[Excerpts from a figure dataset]
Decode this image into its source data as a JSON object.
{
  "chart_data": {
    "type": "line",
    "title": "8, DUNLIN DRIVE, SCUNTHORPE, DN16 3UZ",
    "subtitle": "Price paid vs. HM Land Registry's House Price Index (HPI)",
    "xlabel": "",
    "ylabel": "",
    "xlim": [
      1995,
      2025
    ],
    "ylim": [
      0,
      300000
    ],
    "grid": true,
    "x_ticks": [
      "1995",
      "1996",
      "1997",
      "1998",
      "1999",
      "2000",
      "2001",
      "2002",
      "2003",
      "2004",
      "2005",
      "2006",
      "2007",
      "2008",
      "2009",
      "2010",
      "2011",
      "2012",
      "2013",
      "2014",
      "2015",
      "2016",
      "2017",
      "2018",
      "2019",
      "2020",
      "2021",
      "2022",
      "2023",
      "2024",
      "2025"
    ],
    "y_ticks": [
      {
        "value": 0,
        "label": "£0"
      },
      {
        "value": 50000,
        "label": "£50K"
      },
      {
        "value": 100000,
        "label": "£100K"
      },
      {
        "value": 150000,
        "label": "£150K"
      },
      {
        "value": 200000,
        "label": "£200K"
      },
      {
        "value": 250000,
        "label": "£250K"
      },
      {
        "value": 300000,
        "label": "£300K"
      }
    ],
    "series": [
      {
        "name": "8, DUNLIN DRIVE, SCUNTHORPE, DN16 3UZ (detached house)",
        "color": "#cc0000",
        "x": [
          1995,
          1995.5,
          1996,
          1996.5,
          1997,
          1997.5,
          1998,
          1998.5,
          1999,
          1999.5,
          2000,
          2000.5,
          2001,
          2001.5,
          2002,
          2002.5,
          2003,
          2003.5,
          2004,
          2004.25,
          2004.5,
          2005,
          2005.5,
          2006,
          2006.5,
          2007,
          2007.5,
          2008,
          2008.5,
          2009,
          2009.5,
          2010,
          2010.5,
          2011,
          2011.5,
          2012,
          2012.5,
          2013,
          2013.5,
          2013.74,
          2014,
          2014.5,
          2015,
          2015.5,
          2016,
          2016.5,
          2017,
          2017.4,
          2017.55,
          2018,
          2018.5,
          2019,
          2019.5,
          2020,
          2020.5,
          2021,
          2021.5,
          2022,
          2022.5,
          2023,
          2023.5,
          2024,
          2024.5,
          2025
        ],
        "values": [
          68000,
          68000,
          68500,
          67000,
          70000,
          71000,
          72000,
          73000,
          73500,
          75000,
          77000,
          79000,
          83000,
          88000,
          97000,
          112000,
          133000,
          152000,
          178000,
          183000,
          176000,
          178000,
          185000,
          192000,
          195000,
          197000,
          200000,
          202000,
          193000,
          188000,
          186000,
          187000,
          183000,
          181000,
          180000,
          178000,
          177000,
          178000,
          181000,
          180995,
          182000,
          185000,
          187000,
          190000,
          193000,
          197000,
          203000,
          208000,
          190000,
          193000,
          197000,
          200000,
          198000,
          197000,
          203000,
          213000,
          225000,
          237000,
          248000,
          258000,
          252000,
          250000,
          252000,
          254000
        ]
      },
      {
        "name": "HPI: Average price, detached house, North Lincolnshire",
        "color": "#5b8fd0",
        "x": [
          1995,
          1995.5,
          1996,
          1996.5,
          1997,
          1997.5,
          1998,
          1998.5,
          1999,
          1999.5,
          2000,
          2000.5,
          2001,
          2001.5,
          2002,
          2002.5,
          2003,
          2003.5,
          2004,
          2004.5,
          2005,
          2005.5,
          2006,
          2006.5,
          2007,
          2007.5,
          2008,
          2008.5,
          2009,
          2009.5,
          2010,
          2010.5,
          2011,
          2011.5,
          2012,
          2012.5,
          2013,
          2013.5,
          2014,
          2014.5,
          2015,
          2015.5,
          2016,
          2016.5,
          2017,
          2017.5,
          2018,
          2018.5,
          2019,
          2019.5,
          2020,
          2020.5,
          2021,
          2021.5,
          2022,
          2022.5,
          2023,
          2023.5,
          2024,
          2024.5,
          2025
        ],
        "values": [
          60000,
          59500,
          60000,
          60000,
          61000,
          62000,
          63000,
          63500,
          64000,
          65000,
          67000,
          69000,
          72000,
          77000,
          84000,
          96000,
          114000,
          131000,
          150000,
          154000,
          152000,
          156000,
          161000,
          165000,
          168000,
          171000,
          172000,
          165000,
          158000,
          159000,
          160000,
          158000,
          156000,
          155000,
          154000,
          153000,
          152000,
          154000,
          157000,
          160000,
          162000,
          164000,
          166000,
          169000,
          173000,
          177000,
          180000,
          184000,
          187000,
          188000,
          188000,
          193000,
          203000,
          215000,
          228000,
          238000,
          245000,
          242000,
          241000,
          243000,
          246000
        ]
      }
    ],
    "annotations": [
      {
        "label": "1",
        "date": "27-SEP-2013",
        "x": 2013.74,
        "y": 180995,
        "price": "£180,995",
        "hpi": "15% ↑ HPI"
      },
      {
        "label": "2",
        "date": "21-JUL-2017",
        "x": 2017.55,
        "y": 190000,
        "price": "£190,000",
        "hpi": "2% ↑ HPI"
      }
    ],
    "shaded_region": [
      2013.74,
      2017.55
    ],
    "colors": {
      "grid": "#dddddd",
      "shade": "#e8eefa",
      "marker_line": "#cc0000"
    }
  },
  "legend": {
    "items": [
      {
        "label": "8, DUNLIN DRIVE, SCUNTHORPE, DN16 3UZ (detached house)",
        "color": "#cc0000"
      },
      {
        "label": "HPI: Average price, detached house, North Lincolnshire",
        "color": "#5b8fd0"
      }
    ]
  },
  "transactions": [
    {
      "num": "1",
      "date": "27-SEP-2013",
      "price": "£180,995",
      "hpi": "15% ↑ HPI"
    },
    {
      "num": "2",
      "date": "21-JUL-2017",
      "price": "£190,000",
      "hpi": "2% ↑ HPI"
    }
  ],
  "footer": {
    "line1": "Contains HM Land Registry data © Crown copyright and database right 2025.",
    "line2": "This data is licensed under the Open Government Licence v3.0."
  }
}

== What you should do ==
Write out the data again, exactly and in full.

== Expected answer ==
Decode this image into its source data as a JSON object.
{
  "chart_data": {
    "type": "line",
    "title": "8, DUNLIN DRIVE, SCUNTHORPE, DN16 3UZ",
    "subtitle": "Price paid vs. HM Land Registry's House Price Index (HPI)",
    "xlabel": "",
    "ylabel": "",
    "xlim": [
      1995,
      2025
    ],
    "ylim": [
      0,
      300000
    ],
    "grid": true,
    "x_ticks": [
      "1995",
      "1996",
      "1997",
      "1998",
      "1999",
      "2000",
      "2001",
      "2002",
      "2003",
      "2004",
      "2005",
      "2006",
      "2007",
      "2008",
      "2009",
      "2010",
      "2011",
      "2012",
      "2013",
      "2014",
      "2015",
      "2016",
      "2017",
      "2018",
      "2019",
      "2020",
      "2021",
      "2022",
      "2023",
      "2024",
      "2025"
    ],
    "y_ticks": [
      {
        "value": 0,
        "label": "£0"
      },
      {
        "value": 50000,
        "label": "£50K"
      },
      {
        "value": 100000,
        "label": "£100K"
      },
      {
        "value": 150000,
        "label": "£150K"
      },
      {
        "value": 200000,
        "label": "£200K"
      },
      {
        "value": 250000,
        "label": "£250K"
      },
      {
        "value": 300000,
        "label": "£300K"
      }
    ],
    "series": [
      {
        "name": "8, DUNLIN DRIVE, SCUNTHORPE, DN16 3UZ (detached house)",
        "color": "#cc0000",
        "x": [
          1995,
          1995.5,
          1996,
          1996.5,
          1997,
          1997.5,
          1998,
          1998.5,
          1999,
          1999.5,
          2000,
          2000.5,
          2001,
          2001.5,
          2002,
          2002.5,
          2003,
          2003.5,
          2004,
          2004.25,
          2004.5,
          2005,
          2005.5,
          2006,
          2006.5,
          2007,
          2007.5,
          2008,
          2008.5,
          2009,
          2009.5,
          2010,
          2010.5,
          2011,
          2011.5,
          2012,
          2012.5,
          2013,
          2013.5,
          2013.74,
          2014,
          2014.5,
          2015,
          2015.5,
          2016,
          2016.5,
          2017,
          2017.4,
          2017.55,
          2018,
          2018.5,
          2019,
          2019.5,
          2020,
          2020.5,
          2021,
          2021.5,
          2022,
          2022.5,
          2023,
          2023.5,
          2024,
          2024.5,
          2025
        ],
        "values": [
          68000,
          68000,
          68500,
          67000,
          70000,
          71000,
          72000,
          73000,
          73500,
          75000,
          77000,
          79000,
          83000,
          88000,
          97000,
          112000,
          133000,
          152000,
          178000,
          183000,
          176000,
          178000,
          185000,
          192000,
          195000,
          197000,
          200000,
          202000,
          193000,
          188000,
          186000,
          187000,
          183000,
          181000,
          180000,
          178000,
          177000,
          178000,
          181000,
          180995,
          182000,
          185000,
          187000,
          190000,
          193000,
          197000,
          203000,
          208000,
          190000,
          193000,
          197000,
          200000,
          198000,
          197000,
          203000,
          213000,
          225000,
          237000,
          248000,
          258000,
          252000,
          250000,
          252000,
          254000
        ]
      },
      {
        "name": "HPI: Average price, detached house, North Lincolnshire",
        "color": "#5b8fd0",
        "x": [
          1995,
          1995.5,
          1996,
          1996.5,
          1997,
          1997.5,
          1998,
          1998.5,
          1999,
          1999.5,
          2000,
          2000.5,
          2001,
          2001.5,
          2002,
          2002.5,
          2003,
          2003.5,
          2004,
          2004.5,
          2005,
          2005.5,
          2006,
          2006.5,
          2007,
          2007.5,
          2008,
          2008.5,
          2009,
          2009.5,
          2010,
          2010.5,
          2011,
          2011.5,
          2012,
          2012.5,
          2013,
          2013.5,
          2014,
          2014.5,
          2015,
          2015.5,
          2016,
          2016.5,
          2017,
          2017.5,
          2018,
          2018.5,
          2019,
          2019.5,
          2020,
          2020.5,
          2021,
          2021.5,
          2022,
          2022.5,
          2023,
          2023.5,
          2024,
          2024.5,
          2025
        ],
        "values": [
          60000,
          59500,
          60000,
          60000,
          61000,
          62000,
          63000,
          63500,
          64000,
          65000,
          67000,
          69000,
          72000,
          77000,
          84000,
          96000,
          114000,
          131000,
          150000,
          154000,
          152000,
          156000,
          161000,
          165000,
          168000,
          171000,
          172000,
          165000,
          158000,
          159000,
          160000,
          158000,
          156000,
          155000,
          154000,
          153000,
          152000,
          154000,
          157000,
          160000,
          162000,
          164000,
          166000,
          169000,
          173000,
          177000,
          180000,
          184000,
          187000,
          188000,
          188000,
          193000,
          203000,
          215000,
          228000,
          238000,
          245000,
          242000,
          241000,
          243000,
          246000
        ]
      }
    ],
    "annotations": [
      {
        "label": "1",
        "date": "27-SEP-2013",
        "x": 2013.74,
        "y": 180995,
        "price": "£180,995",
        "hpi": "15% ↑ HPI"
      },
      {
        "label": "2",
        "date": "21-JUL-2017",
        "x": 2017.55,
        "y": 190000,
        "price": "£190,000",
        "hpi": "2% ↑ HPI"
      }
    ],
    "shaded_region": [
      2013.74,
      2017.55
    ],
    "colors": {
      "grid": "#dddddd",
      "shade": "#e8eefa",
      "marker_line": "#cc0000"
    }
  },
  "legend": {
    "items": [
      {
        "label": "8, DUNLIN DRIVE, SCUNTHORPE, DN16 3UZ (detached house)",
        "color": "#cc0000"
      },
      {
        "label": "HPI: Average price, detached house, North Lincolnshire",
        "color": "#5b8fd0"
      }
    ]
  },
  "transactions": [
    {
      "num": "1",
      "date": "27-SEP-2013",
      "price": "£180,995",
      "hpi": "15% ↑ HPI"
    },
    {
      "num": "2",
      "date": "21-JUL-2017",
      "price": "£190,000",
      "hpi": "2% ↑ HPI"
    }
  ],
  "footer": {
    "line1": "Contains HM Land Registry data © Crown copyright and database right 2025.",
    "line2": "This data is licensed under the Open Government Licence v3.0."
  }
}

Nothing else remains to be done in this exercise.